◆ **Aim**
The records below must be output exactly, without pictures.

◆ **Information given**
----
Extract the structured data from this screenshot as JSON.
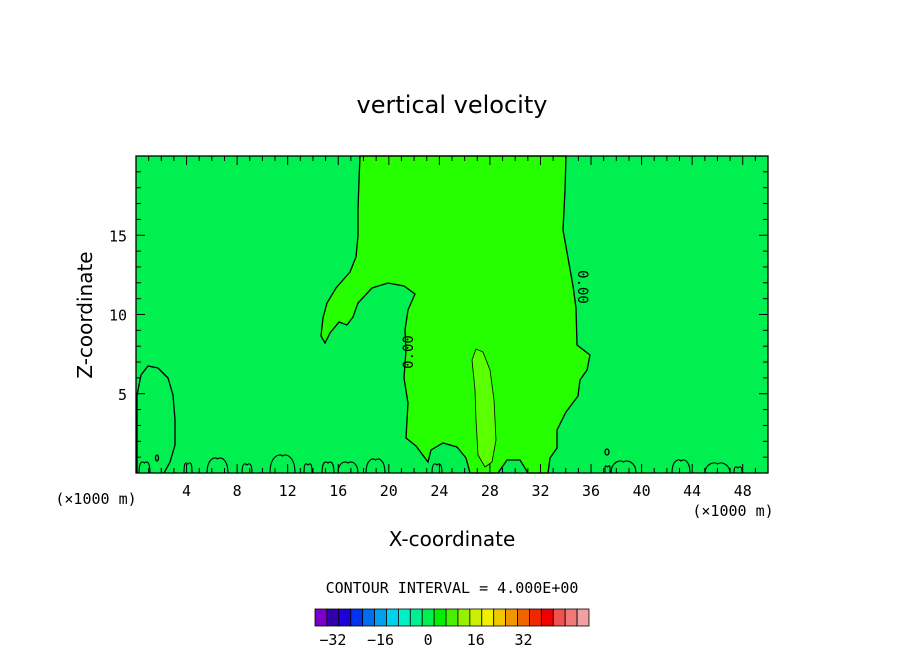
{
  "chart_data": {
    "type": "contour",
    "title": "vertical velocity",
    "xlabel": "X-coordinate",
    "ylabel": "Z-coordinate",
    "x_unit": "(×1000 m)",
    "x_unit_right": "(×1000 m)",
    "xlim": [
      0,
      50
    ],
    "ylim": [
      0,
      20
    ],
    "x_ticks": [
      4,
      8,
      12,
      16,
      20,
      24,
      28,
      32,
      36,
      40,
      44,
      48
    ],
    "y_ticks": [
      5,
      10,
      15
    ],
    "contour_labels": [
      "0.00",
      "0.00"
    ],
    "contour_interval_text": "CONTOUR INTERVAL = 4.000E+00",
    "colorbar": {
      "ticks": [
        -32,
        -16,
        0,
        16,
        32
      ],
      "min": -40,
      "max": 40,
      "interval": 4,
      "colors": [
        "#7a00c8",
        "#3200aa",
        "#1e00d8",
        "#0032f0",
        "#006ef0",
        "#00a0f0",
        "#00d2f0",
        "#00f0c8",
        "#00f096",
        "#00f050",
        "#00f000",
        "#46f000",
        "#96f000",
        "#c8f000",
        "#f0f000",
        "#f0c800",
        "#f09600",
        "#f06400",
        "#f02800",
        "#f00000",
        "#f05050",
        "#f07878",
        "#f0a0a0"
      ]
    },
    "fill_colors": {
      "background": "#00f050",
      "positive_zone": "#26ff00",
      "strong_updraft": "#5aff00"
    }
  }
}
----
◆ **The response**
Extract the structured data from this screenshot as JSON.
{
  "chart_data": {
    "type": "contour",
    "title": "vertical velocity",
    "xlabel": "X-coordinate",
    "ylabel": "Z-coordinate",
    "x_unit": "(×1000 m)",
    "x_unit_right": "(×1000 m)",
    "xlim": [
      0,
      50
    ],
    "ylim": [
      0,
      20
    ],
    "x_ticks": [
      4,
      8,
      12,
      16,
      20,
      24,
      28,
      32,
      36,
      40,
      44,
      48
    ],
    "y_ticks": [
      5,
      10,
      15
    ],
    "contour_labels": [
      "0.00",
      "0.00"
    ],
    "contour_interval_text": "CONTOUR INTERVAL = 4.000E+00",
    "colorbar": {
      "ticks": [
        -32,
        -16,
        0,
        16,
        32
      ],
      "min": -40,
      "max": 40,
      "interval": 4,
      "colors": [
        "#7a00c8",
        "#3200aa",
        "#1e00d8",
        "#0032f0",
        "#006ef0",
        "#00a0f0",
        "#00d2f0",
        "#00f0c8",
        "#00f096",
        "#00f050",
        "#00f000",
        "#46f000",
        "#96f000",
        "#c8f000",
        "#f0f000",
        "#f0c800",
        "#f09600",
        "#f06400",
        "#f02800",
        "#f00000",
        "#f05050",
        "#f07878",
        "#f0a0a0"
      ]
    },
    "fill_colors": {
      "background": "#00f050",
      "positive_zone": "#26ff00",
      "strong_updraft": "#5aff00"
    }
  }
}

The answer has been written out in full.